Raw records:
[Start]

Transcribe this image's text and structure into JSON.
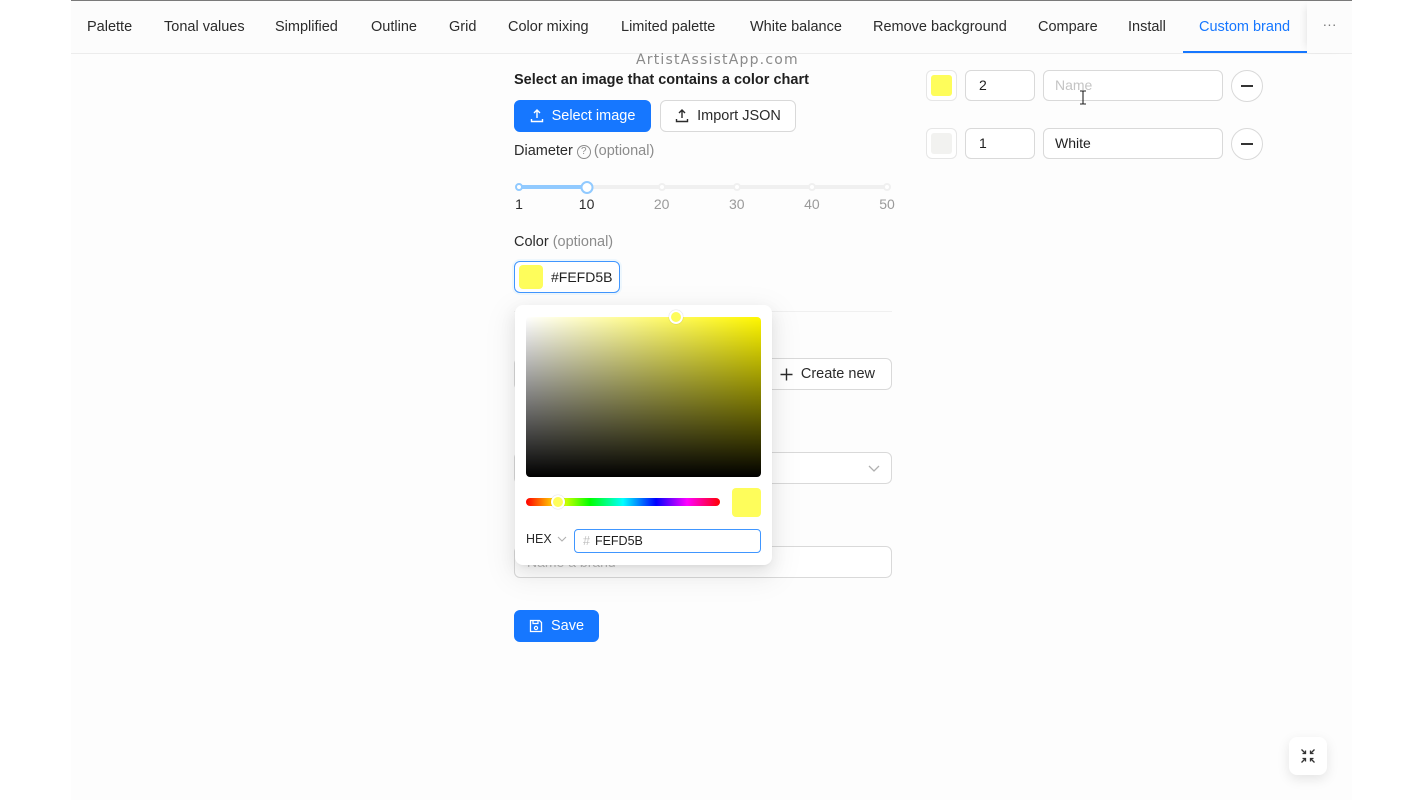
{
  "tabs": [
    {
      "label": "Palette",
      "active": false
    },
    {
      "label": "Tonal values",
      "active": false
    },
    {
      "label": "Simplified",
      "active": false
    },
    {
      "label": "Outline",
      "active": false
    },
    {
      "label": "Grid",
      "active": false
    },
    {
      "label": "Color mixing",
      "active": false
    },
    {
      "label": "Limited palette",
      "active": false
    },
    {
      "label": "White balance",
      "active": false
    },
    {
      "label": "Remove background",
      "active": false
    },
    {
      "label": "Compare",
      "active": false
    },
    {
      "label": "Install",
      "active": false
    },
    {
      "label": "Custom brand",
      "active": true
    }
  ],
  "more_tabs": "···",
  "watermark": "ArtistAssistApp.com",
  "form": {
    "heading": "Select an image that contains a color chart",
    "select_image_label": "Select image",
    "import_json_label": "Import JSON",
    "diameter_label": "Diameter",
    "optional": "(optional)",
    "diameter": {
      "min": 1,
      "max": 50,
      "value": 10,
      "marks": [
        "1",
        "10",
        "20",
        "30",
        "40",
        "50"
      ]
    },
    "color_label": "Color",
    "color_value": "#FEFD5B",
    "create_new_label": "Create new",
    "brand_placeholder": "Name a brand",
    "save_label": "Save"
  },
  "color_picker": {
    "format": "HEX",
    "hash": "#",
    "hex_value": "FEFD5B",
    "color": "#FEFD5B",
    "hue_color": "#FFF700",
    "hue_degrees": 60,
    "saturation": 0.64,
    "brightness": 1.0
  },
  "color_rows": [
    {
      "swatch": "#FEFD5B",
      "quantity": "2",
      "name": "",
      "name_placeholder": "Name"
    },
    {
      "swatch": "#F2F2F0",
      "quantity": "1",
      "name": "White",
      "name_placeholder": "Name"
    }
  ],
  "float_button": "exit-fullscreen"
}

[End]

EXERCISE DESCRIPTION: Write out every record above exactly as it stands, but leave out the pictures.

ANSWER TO THIS PROBLEM:
Transcribe this image's text and structure into JSON.
{
  "tabs": [
    {
      "label": "Palette",
      "active": false
    },
    {
      "label": "Tonal values",
      "active": false
    },
    {
      "label": "Simplified",
      "active": false
    },
    {
      "label": "Outline",
      "active": false
    },
    {
      "label": "Grid",
      "active": false
    },
    {
      "label": "Color mixing",
      "active": false
    },
    {
      "label": "Limited palette",
      "active": false
    },
    {
      "label": "White balance",
      "active": false
    },
    {
      "label": "Remove background",
      "active": false
    },
    {
      "label": "Compare",
      "active": false
    },
    {
      "label": "Install",
      "active": false
    },
    {
      "label": "Custom brand",
      "active": true
    }
  ],
  "more_tabs": "···",
  "watermark": "ArtistAssistApp.com",
  "form": {
    "heading": "Select an image that contains a color chart",
    "select_image_label": "Select image",
    "import_json_label": "Import JSON",
    "diameter_label": "Diameter",
    "optional": "(optional)",
    "diameter": {
      "min": 1,
      "max": 50,
      "value": 10,
      "marks": [
        "1",
        "10",
        "20",
        "30",
        "40",
        "50"
      ]
    },
    "color_label": "Color",
    "color_value": "#FEFD5B",
    "create_new_label": "Create new",
    "brand_placeholder": "Name a brand",
    "save_label": "Save"
  },
  "color_picker": {
    "format": "HEX",
    "hash": "#",
    "hex_value": "FEFD5B",
    "color": "#FEFD5B",
    "hue_color": "#FFF700",
    "hue_degrees": 60,
    "saturation": 0.64,
    "brightness": 1.0
  },
  "color_rows": [
    {
      "swatch": "#FEFD5B",
      "quantity": "2",
      "name": "",
      "name_placeholder": "Name"
    },
    {
      "swatch": "#F2F2F0",
      "quantity": "1",
      "name": "White",
      "name_placeholder": "Name"
    }
  ],
  "float_button": "exit-fullscreen"
}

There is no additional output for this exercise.